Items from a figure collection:
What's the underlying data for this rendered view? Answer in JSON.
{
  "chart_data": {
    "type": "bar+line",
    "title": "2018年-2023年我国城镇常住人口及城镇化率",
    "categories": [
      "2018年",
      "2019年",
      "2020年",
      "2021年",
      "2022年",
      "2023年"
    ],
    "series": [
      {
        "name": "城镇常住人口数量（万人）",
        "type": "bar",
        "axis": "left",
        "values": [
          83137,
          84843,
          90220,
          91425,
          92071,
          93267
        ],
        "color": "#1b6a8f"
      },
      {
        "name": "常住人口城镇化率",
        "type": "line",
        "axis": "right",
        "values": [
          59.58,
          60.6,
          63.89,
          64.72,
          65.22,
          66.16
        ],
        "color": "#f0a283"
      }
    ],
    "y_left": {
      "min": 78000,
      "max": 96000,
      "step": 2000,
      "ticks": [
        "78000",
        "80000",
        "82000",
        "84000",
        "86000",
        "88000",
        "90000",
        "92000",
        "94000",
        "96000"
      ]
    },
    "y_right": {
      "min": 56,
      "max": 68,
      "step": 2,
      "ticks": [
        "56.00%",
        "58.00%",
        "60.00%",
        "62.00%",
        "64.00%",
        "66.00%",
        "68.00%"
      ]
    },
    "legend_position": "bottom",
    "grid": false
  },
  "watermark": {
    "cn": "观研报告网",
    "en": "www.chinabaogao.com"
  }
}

INSTRUCTIONS FOR THE TASK →
Nothing should be changed: write out all of the data as is.

REPLY →
What's the underlying data for this rendered view? Answer in JSON.
{
  "chart_data": {
    "type": "bar+line",
    "title": "2018年-2023年我国城镇常住人口及城镇化率",
    "categories": [
      "2018年",
      "2019年",
      "2020年",
      "2021年",
      "2022年",
      "2023年"
    ],
    "series": [
      {
        "name": "城镇常住人口数量（万人）",
        "type": "bar",
        "axis": "left",
        "values": [
          83137,
          84843,
          90220,
          91425,
          92071,
          93267
        ],
        "color": "#1b6a8f"
      },
      {
        "name": "常住人口城镇化率",
        "type": "line",
        "axis": "right",
        "values": [
          59.58,
          60.6,
          63.89,
          64.72,
          65.22,
          66.16
        ],
        "color": "#f0a283"
      }
    ],
    "y_left": {
      "min": 78000,
      "max": 96000,
      "step": 2000,
      "ticks": [
        "78000",
        "80000",
        "82000",
        "84000",
        "86000",
        "88000",
        "90000",
        "92000",
        "94000",
        "96000"
      ]
    },
    "y_right": {
      "min": 56,
      "max": 68,
      "step": 2,
      "ticks": [
        "56.00%",
        "58.00%",
        "60.00%",
        "62.00%",
        "64.00%",
        "66.00%",
        "68.00%"
      ]
    },
    "legend_position": "bottom",
    "grid": false
  },
  "watermark": {
    "cn": "观研报告网",
    "en": "www.chinabaogao.com"
  }
}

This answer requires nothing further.